___ Provided records

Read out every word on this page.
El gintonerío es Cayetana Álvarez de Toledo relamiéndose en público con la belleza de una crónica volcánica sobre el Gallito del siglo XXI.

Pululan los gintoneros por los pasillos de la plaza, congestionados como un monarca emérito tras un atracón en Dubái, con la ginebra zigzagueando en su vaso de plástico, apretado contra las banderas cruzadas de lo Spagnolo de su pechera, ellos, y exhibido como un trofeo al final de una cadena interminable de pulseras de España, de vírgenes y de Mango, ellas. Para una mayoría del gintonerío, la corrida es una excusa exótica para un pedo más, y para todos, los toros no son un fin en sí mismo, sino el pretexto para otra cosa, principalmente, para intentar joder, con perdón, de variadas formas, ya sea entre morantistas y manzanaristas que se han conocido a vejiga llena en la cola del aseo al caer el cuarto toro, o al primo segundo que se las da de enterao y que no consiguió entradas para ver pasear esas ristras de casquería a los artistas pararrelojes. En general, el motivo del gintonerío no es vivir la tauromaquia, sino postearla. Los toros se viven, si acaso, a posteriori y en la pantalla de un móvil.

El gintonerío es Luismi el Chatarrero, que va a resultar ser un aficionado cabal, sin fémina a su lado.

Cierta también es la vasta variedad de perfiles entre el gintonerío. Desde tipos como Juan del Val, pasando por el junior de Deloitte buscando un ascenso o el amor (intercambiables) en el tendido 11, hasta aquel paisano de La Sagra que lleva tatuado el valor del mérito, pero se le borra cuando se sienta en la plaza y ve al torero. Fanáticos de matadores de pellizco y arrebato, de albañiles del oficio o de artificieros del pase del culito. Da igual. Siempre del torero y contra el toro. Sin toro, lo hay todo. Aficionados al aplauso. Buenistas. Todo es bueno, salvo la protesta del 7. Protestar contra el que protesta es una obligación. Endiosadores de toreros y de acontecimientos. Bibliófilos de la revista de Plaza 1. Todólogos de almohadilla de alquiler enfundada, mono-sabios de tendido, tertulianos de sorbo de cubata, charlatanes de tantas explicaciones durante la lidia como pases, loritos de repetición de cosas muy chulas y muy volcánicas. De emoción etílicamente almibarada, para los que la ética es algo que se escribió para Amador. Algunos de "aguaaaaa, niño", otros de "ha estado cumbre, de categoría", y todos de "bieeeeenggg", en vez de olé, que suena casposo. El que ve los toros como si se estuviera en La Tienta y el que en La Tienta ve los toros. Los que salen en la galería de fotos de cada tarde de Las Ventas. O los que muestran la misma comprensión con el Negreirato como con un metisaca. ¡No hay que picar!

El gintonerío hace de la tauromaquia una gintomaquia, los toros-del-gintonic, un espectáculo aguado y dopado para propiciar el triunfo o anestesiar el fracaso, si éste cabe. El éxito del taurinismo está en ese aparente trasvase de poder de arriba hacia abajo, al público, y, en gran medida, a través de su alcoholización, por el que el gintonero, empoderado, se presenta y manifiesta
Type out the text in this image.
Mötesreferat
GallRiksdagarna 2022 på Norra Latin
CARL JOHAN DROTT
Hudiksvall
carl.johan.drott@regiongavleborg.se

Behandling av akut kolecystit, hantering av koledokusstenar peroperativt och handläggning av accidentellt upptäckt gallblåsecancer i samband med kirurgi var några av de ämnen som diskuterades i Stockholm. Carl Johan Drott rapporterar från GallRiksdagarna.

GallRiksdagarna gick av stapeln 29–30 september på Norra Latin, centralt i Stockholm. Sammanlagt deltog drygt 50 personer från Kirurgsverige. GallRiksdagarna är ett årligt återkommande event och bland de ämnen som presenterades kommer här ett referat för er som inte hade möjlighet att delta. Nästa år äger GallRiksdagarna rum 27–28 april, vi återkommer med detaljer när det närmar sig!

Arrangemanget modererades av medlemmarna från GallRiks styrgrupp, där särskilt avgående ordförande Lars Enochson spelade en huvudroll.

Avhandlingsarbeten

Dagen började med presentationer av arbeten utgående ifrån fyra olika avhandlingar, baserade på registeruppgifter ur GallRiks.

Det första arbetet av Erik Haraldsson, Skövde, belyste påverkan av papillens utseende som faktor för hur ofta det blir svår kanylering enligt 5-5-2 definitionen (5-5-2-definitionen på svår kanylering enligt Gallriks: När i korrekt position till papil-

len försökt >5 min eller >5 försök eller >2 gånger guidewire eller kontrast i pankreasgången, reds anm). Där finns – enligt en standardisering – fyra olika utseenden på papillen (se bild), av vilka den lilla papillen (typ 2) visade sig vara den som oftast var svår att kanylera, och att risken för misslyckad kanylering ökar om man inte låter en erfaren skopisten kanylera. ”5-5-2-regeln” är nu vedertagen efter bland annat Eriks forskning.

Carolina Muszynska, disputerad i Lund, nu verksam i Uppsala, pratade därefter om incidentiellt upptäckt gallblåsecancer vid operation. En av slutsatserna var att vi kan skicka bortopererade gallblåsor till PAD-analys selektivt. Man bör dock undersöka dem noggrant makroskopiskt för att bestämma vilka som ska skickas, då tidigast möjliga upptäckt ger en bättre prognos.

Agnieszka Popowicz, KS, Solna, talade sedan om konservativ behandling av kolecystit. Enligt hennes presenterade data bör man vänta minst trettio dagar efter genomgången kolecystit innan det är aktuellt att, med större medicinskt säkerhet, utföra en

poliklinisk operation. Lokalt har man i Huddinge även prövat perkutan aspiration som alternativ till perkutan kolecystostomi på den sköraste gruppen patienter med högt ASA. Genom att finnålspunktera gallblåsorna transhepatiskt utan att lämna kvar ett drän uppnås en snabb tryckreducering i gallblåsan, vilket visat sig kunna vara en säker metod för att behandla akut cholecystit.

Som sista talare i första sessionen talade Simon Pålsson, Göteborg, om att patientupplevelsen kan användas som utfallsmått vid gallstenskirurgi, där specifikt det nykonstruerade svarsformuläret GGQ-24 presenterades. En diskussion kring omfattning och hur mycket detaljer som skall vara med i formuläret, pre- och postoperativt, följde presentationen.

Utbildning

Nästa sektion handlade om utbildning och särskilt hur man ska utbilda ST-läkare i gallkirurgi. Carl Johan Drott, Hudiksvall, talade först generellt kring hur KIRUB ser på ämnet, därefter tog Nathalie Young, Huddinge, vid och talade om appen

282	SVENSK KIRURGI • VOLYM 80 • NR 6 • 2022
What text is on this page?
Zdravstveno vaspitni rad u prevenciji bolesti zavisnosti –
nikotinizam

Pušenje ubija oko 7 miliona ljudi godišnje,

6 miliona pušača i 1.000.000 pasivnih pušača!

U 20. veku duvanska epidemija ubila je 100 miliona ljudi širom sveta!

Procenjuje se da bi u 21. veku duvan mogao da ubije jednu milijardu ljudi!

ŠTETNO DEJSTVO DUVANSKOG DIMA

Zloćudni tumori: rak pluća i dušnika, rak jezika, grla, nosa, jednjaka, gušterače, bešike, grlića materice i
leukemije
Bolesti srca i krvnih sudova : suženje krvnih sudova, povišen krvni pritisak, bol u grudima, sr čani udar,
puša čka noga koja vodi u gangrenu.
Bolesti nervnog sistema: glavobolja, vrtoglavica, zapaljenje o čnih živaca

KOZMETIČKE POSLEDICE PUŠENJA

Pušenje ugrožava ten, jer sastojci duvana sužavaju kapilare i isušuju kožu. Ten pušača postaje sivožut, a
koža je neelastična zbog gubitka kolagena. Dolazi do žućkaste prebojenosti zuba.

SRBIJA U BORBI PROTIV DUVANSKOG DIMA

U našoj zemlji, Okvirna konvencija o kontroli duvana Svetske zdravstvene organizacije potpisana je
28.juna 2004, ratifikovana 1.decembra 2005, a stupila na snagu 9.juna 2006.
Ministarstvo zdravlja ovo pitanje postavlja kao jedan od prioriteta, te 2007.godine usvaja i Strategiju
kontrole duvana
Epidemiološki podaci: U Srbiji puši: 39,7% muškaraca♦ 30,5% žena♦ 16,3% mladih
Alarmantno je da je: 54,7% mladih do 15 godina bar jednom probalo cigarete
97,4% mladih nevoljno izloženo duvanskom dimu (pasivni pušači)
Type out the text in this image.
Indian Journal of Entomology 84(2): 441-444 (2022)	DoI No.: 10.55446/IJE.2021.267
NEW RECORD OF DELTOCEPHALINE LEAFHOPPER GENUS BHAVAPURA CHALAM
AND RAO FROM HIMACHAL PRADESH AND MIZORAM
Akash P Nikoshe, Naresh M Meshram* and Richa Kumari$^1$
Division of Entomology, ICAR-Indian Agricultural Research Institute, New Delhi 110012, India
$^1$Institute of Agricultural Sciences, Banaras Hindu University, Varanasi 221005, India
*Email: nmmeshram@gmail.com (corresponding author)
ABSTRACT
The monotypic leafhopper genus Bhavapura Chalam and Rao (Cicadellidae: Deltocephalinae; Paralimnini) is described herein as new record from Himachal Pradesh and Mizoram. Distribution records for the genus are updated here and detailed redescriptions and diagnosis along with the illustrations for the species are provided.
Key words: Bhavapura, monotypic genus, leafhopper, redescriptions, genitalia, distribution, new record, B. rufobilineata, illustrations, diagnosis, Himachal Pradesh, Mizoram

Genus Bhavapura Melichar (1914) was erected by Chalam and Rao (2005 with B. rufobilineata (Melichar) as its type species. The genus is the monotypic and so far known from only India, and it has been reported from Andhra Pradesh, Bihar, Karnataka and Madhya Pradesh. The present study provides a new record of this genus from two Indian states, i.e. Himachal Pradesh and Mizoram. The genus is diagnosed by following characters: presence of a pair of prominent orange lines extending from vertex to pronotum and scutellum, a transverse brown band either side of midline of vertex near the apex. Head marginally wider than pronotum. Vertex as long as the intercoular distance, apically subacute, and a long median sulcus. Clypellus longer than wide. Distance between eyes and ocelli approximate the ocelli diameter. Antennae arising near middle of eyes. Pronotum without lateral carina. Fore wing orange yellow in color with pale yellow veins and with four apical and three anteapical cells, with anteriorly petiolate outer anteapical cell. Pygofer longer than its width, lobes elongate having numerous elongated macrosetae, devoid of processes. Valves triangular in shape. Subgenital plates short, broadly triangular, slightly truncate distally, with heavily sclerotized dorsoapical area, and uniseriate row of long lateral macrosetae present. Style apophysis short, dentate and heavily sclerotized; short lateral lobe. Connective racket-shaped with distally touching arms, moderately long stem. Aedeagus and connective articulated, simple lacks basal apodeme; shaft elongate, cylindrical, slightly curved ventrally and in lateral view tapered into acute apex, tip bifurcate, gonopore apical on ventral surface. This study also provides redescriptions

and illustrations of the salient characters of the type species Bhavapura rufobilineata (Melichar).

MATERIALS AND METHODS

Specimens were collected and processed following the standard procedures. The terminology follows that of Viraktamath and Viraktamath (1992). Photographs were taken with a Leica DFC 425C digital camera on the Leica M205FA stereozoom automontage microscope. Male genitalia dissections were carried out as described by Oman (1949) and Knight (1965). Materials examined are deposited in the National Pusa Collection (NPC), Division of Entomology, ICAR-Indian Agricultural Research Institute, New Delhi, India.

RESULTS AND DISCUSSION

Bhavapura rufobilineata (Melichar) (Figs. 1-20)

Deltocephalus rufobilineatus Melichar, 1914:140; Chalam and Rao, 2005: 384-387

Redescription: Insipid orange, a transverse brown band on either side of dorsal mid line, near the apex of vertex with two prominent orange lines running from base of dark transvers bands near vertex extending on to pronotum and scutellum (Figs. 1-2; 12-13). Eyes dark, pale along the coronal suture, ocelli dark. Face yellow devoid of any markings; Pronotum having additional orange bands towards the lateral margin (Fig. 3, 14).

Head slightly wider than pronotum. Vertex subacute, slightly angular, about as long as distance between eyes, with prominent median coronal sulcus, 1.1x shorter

______

Exercise instructions – Which of the lines in the listing above include "duvana"? Report each of them.

Exercise output –
Pušenje ugrožava ten, jer sastojci duvana sužavaju kapilare i isušuju kožu. Ten pušača postaje sivožut, a
U našoj zemlji, Okvirna konvencija o kontroli duvana Svetske zdravstvene organizacije potpisana je
kontrole duvana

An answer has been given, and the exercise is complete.